[START Listing]
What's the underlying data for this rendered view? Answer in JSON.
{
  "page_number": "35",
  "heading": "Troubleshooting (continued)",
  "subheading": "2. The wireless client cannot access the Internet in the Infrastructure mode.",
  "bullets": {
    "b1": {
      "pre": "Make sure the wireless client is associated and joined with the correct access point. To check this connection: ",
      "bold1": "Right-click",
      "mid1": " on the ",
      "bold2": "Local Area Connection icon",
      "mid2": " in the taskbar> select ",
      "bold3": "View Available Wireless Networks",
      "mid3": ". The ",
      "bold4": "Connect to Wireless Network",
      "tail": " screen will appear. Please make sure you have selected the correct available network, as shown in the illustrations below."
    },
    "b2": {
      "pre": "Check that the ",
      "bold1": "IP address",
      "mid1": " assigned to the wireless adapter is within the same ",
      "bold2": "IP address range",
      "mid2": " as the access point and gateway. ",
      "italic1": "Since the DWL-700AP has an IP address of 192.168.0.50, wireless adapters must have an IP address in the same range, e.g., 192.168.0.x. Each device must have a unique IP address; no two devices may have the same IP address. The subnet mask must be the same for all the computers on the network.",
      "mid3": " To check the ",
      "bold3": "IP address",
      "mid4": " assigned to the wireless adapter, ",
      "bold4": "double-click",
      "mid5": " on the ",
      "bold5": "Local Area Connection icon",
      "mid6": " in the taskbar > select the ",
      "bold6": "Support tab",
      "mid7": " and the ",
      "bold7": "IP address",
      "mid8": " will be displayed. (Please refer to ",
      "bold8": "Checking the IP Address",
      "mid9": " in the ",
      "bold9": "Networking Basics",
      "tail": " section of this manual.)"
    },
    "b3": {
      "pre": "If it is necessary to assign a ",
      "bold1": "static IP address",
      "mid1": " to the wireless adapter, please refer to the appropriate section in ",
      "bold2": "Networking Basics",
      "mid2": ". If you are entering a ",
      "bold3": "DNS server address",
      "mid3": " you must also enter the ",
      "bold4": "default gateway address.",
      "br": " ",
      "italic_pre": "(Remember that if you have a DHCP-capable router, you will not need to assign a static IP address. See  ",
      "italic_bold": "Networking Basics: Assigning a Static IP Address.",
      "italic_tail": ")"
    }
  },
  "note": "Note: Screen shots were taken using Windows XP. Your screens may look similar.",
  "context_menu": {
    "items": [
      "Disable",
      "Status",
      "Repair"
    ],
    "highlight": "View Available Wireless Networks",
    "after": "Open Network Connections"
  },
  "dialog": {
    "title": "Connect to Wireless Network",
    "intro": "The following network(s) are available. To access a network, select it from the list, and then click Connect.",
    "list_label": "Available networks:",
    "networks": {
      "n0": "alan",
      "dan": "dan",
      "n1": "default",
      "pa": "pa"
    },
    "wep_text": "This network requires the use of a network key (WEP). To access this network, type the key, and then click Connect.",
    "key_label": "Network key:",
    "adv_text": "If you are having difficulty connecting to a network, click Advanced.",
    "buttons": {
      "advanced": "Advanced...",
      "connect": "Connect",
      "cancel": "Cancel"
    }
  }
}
[END Listing]
• Exercise brief
Please quote the data above in full, with no line missing.

• Written reply
What's the underlying data for this rendered view? Answer in JSON.
{
  "page_number": "35",
  "heading": "Troubleshooting (continued)",
  "subheading": "2. The wireless client cannot access the Internet in the Infrastructure mode.",
  "bullets": {
    "b1": {
      "pre": "Make sure the wireless client is associated and joined with the correct access point. To check this connection: ",
      "bold1": "Right-click",
      "mid1": " on the ",
      "bold2": "Local Area Connection icon",
      "mid2": " in the taskbar> select ",
      "bold3": "View Available Wireless Networks",
      "mid3": ". The ",
      "bold4": "Connect to Wireless Network",
      "tail": " screen will appear. Please make sure you have selected the correct available network, as shown in the illustrations below."
    },
    "b2": {
      "pre": "Check that the ",
      "bold1": "IP address",
      "mid1": " assigned to the wireless adapter is within the same ",
      "bold2": "IP address range",
      "mid2": " as the access point and gateway. ",
      "italic1": "Since the DWL-700AP has an IP address of 192.168.0.50, wireless adapters must have an IP address in the same range, e.g., 192.168.0.x. Each device must have a unique IP address; no two devices may have the same IP address. The subnet mask must be the same for all the computers on the network.",
      "mid3": " To check the ",
      "bold3": "IP address",
      "mid4": " assigned to the wireless adapter, ",
      "bold4": "double-click",
      "mid5": " on the ",
      "bold5": "Local Area Connection icon",
      "mid6": " in the taskbar > select the ",
      "bold6": "Support tab",
      "mid7": " and the ",
      "bold7": "IP address",
      "mid8": " will be displayed. (Please refer to ",
      "bold8": "Checking the IP Address",
      "mid9": " in the ",
      "bold9": "Networking Basics",
      "tail": " section of this manual.)"
    },
    "b3": {
      "pre": "If it is necessary to assign a ",
      "bold1": "static IP address",
      "mid1": " to the wireless adapter, please refer to the appropriate section in ",
      "bold2": "Networking Basics",
      "mid2": ". If you are entering a ",
      "bold3": "DNS server address",
      "mid3": " you must also enter the ",
      "bold4": "default gateway address.",
      "br": " ",
      "italic_pre": "(Remember that if you have a DHCP-capable router, you will not need to assign a static IP address. See  ",
      "italic_bold": "Networking Basics: Assigning a Static IP Address.",
      "italic_tail": ")"
    }
  },
  "note": "Note: Screen shots were taken using Windows XP. Your screens may look similar.",
  "context_menu": {
    "items": [
      "Disable",
      "Status",
      "Repair"
    ],
    "highlight": "View Available Wireless Networks",
    "after": "Open Network Connections"
  },
  "dialog": {
    "title": "Connect to Wireless Network",
    "intro": "The following network(s) are available. To access a network, select it from the list, and then click Connect.",
    "list_label": "Available networks:",
    "networks": {
      "n0": "alan",
      "dan": "dan",
      "n1": "default",
      "pa": "pa"
    },
    "wep_text": "This network requires the use of a network key (WEP). To access this network, type the key, and then click Connect.",
    "key_label": "Network key:",
    "adv_text": "If you are having difficulty connecting to a network, click Advanced.",
    "buttons": {
      "advanced": "Advanced...",
      "connect": "Connect",
      "cancel": "Cancel"
    }
  }
}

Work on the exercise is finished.